Recorded data
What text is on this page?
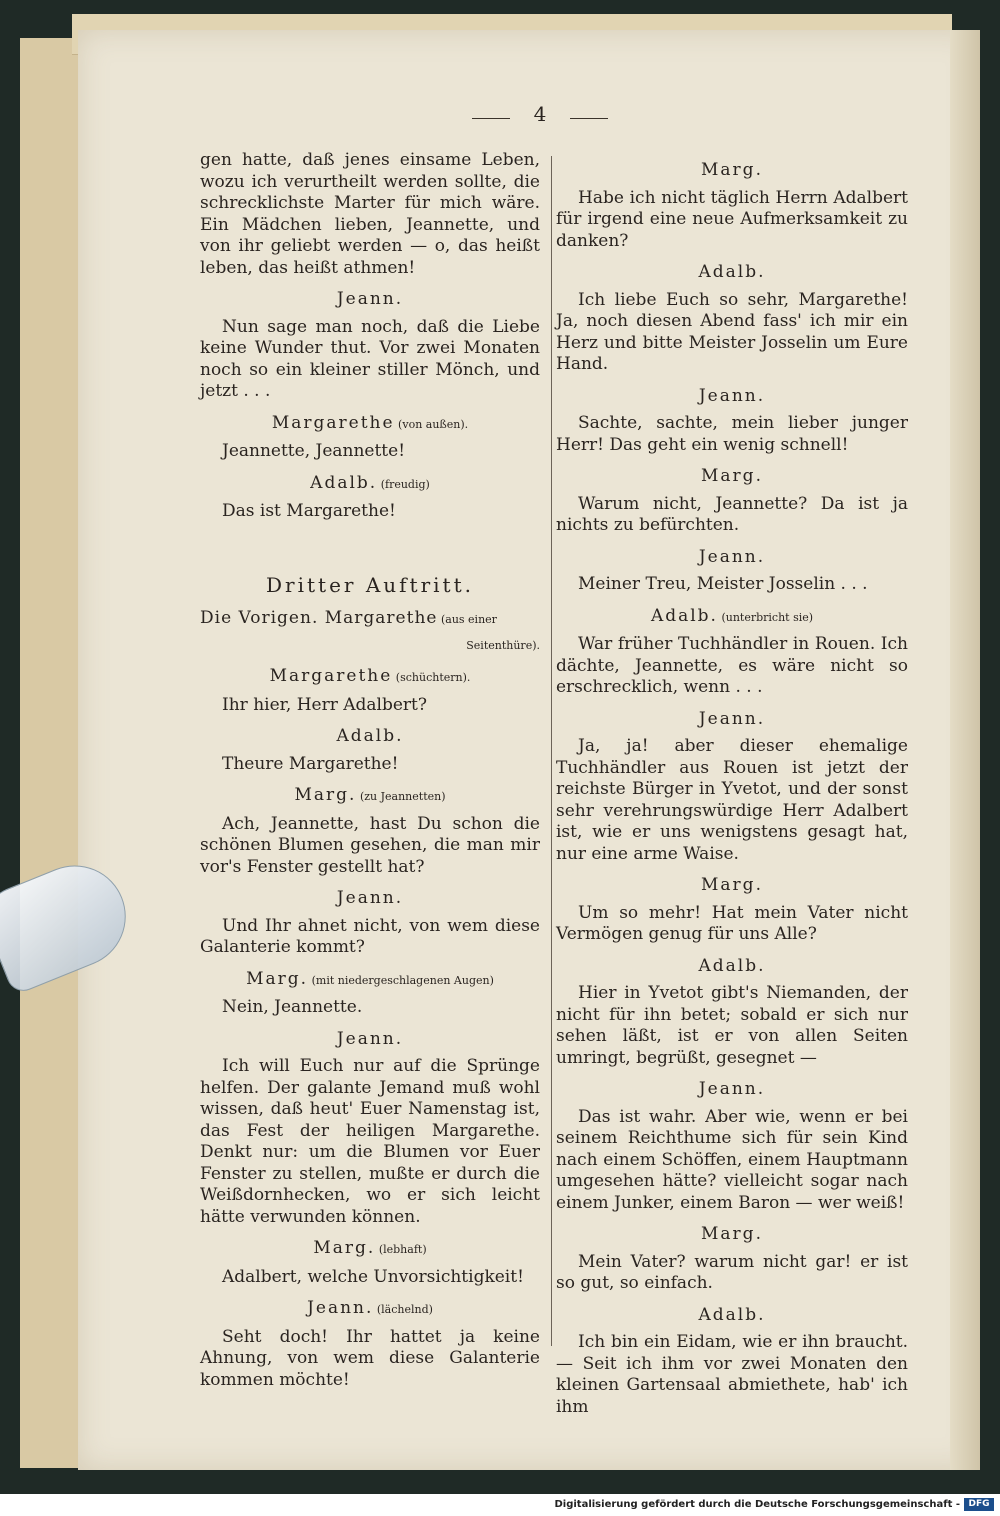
4

gen hatte, daß jenes einsame Leben, wozu ich verurtheilt werden sollte, die schrecklichste Marter für mich wäre. Ein Mädchen lieben, Jeannette, und von ihr geliebt werden — o, das heißt leben, das heißt athmen!

Jeann.

Nun sage man noch, daß die Liebe keine Wunder thut. Vor zwei Monaten noch so ein kleiner stiller Mönch, und jetzt . . .

Margarethe (von außen).

Jeannette, Jeannette!

Adalb. (freudig)

Das ist Margarethe!

Dritter Auftritt.
Die Vorigen. Margarethe (aus einer
Seitenthüre).
Margarethe (schüchtern).

Ihr hier, Herr Adalbert?

Adalb.

Theure Margarethe!

Marg. (zu Jeannetten)

Ach, Jeannette, hast Du schon die schönen Blumen gesehen, die man mir vor's Fenster gestellt hat?

Jeann.

Und Ihr ahnet nicht, von wem diese Galanterie kommt?

Marg. (mit niedergeschlagenen Augen)

Nein, Jeannette.

Jeann.

Ich will Euch nur auf die Sprünge helfen. Der galante Jemand muß wohl wissen, daß heut' Euer Namenstag ist, das Fest der heiligen Margarethe. Denkt nur: um die Blumen vor Euer Fenster zu stellen, mußte er durch die Weißdornhecken, wo er sich leicht hätte verwunden können.

Marg. (lebhaft)

Adalbert, welche Unvorsichtigkeit!

Jeann. (lächelnd)

Seht doch! Ihr hattet ja keine Ahnung, von wem diese Galanterie kommen möchte!

Marg.

Habe ich nicht täglich Herrn Adalbert für irgend eine neue Aufmerksamkeit zu danken?

Adalb.

Ich liebe Euch so sehr, Margarethe! Ja, noch diesen Abend fass' ich mir ein Herz und bitte Meister Josselin um Eure Hand.

Jeann.

Sachte, sachte, mein lieber junger Herr! Das geht ein wenig schnell!

Marg.

Warum nicht, Jeannette? Da ist ja nichts zu befürchten.

Jeann.

Meiner Treu, Meister Josselin . . .

Adalb. (unterbricht sie)

War früher Tuchhändler in Rouen. Ich dächte, Jeannette, es wäre nicht so erschrecklich, wenn . . .

Jeann.

Ja, ja! aber dieser ehemalige Tuchhändler aus Rouen ist jetzt der reichste Bürger in Yvetot, und der sonst sehr verehrungswürdige Herr Adalbert ist, wie er uns wenigstens gesagt hat, nur eine arme Waise.

Marg.

Um so mehr! Hat mein Vater nicht Vermögen genug für uns Alle?

Adalb.

Hier in Yvetot gibt's Niemanden, der nicht für ihn betet; sobald er sich nur sehen läßt, ist er von allen Seiten umringt, begrüßt, gesegnet —

Jeann.

Das ist wahr. Aber wie, wenn er bei seinem Reichthume sich für sein Kind nach einem Schöffen, einem Hauptmann umgesehen hätte? vielleicht sogar nach einem Junker, einem Baron — wer weiß!

Marg.

Mein Vater? warum nicht gar! er ist so gut, so einfach.

Adalb.

Ich bin ein Eidam, wie er ihn braucht. — Seit ich ihm vor zwei Monaten den kleinen Gartensaal abmiethete, hab' ich ihm

Digitalisierung gefördert durch die Deutsche Forschungsgemeinschaft - DFG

▸ Given exercise
Every line above should be repeated exactly; pictures stay out of the copy.

▸ Task response
What text is on this page?
4

gen hatte, daß jenes einsame Leben, wozu ich verurtheilt werden sollte, die schrecklichste Marter für mich wäre. Ein Mädchen lieben, Jeannette, und von ihr geliebt werden — o, das heißt leben, das heißt athmen!

Jeann.

Nun sage man noch, daß die Liebe keine Wunder thut. Vor zwei Monaten noch so ein kleiner stiller Mönch, und jetzt . . .

Margarethe (von außen).

Jeannette, Jeannette!

Adalb. (freudig)

Das ist Margarethe!

Dritter Auftritt.
Die Vorigen. Margarethe (aus einer
Seitenthüre).
Margarethe (schüchtern).

Ihr hier, Herr Adalbert?

Adalb.

Theure Margarethe!

Marg. (zu Jeannetten)

Ach, Jeannette, hast Du schon die schönen Blumen gesehen, die man mir vor's Fenster gestellt hat?

Jeann.

Und Ihr ahnet nicht, von wem diese Galanterie kommt?

Marg. (mit niedergeschlagenen Augen)

Nein, Jeannette.

Jeann.

Ich will Euch nur auf die Sprünge helfen. Der galante Jemand muß wohl wissen, daß heut' Euer Namenstag ist, das Fest der heiligen Margarethe. Denkt nur: um die Blumen vor Euer Fenster zu stellen, mußte er durch die Weißdornhecken, wo er sich leicht hätte verwunden können.

Marg. (lebhaft)

Adalbert, welche Unvorsichtigkeit!

Jeann. (lächelnd)

Seht doch! Ihr hattet ja keine Ahnung, von wem diese Galanterie kommen möchte!

Marg.

Habe ich nicht täglich Herrn Adalbert für irgend eine neue Aufmerksamkeit zu danken?

Adalb.

Ich liebe Euch so sehr, Margarethe! Ja, noch diesen Abend fass' ich mir ein Herz und bitte Meister Josselin um Eure Hand.

Jeann.

Sachte, sachte, mein lieber junger Herr! Das geht ein wenig schnell!

Marg.

Warum nicht, Jeannette? Da ist ja nichts zu befürchten.

Jeann.

Meiner Treu, Meister Josselin . . .

Adalb. (unterbricht sie)

War früher Tuchhändler in Rouen. Ich dächte, Jeannette, es wäre nicht so erschrecklich, wenn . . .

Jeann.

Ja, ja! aber dieser ehemalige Tuchhändler aus Rouen ist jetzt der reichste Bürger in Yvetot, und der sonst sehr verehrungswürdige Herr Adalbert ist, wie er uns wenigstens gesagt hat, nur eine arme Waise.

Marg.

Um so mehr! Hat mein Vater nicht Vermögen genug für uns Alle?

Adalb.

Hier in Yvetot gibt's Niemanden, der nicht für ihn betet; sobald er sich nur sehen läßt, ist er von allen Seiten umringt, begrüßt, gesegnet —

Jeann.

Das ist wahr. Aber wie, wenn er bei seinem Reichthume sich für sein Kind nach einem Schöffen, einem Hauptmann umgesehen hätte? vielleicht sogar nach einem Junker, einem Baron — wer weiß!

Marg.

Mein Vater? warum nicht gar! er ist so gut, so einfach.

Adalb.

Ich bin ein Eidam, wie er ihn braucht. — Seit ich ihm vor zwei Monaten den kleinen Gartensaal abmiethete, hab' ich ihm

Digitalisierung gefördert durch die Deutsche Forschungsgemeinschaft - DFG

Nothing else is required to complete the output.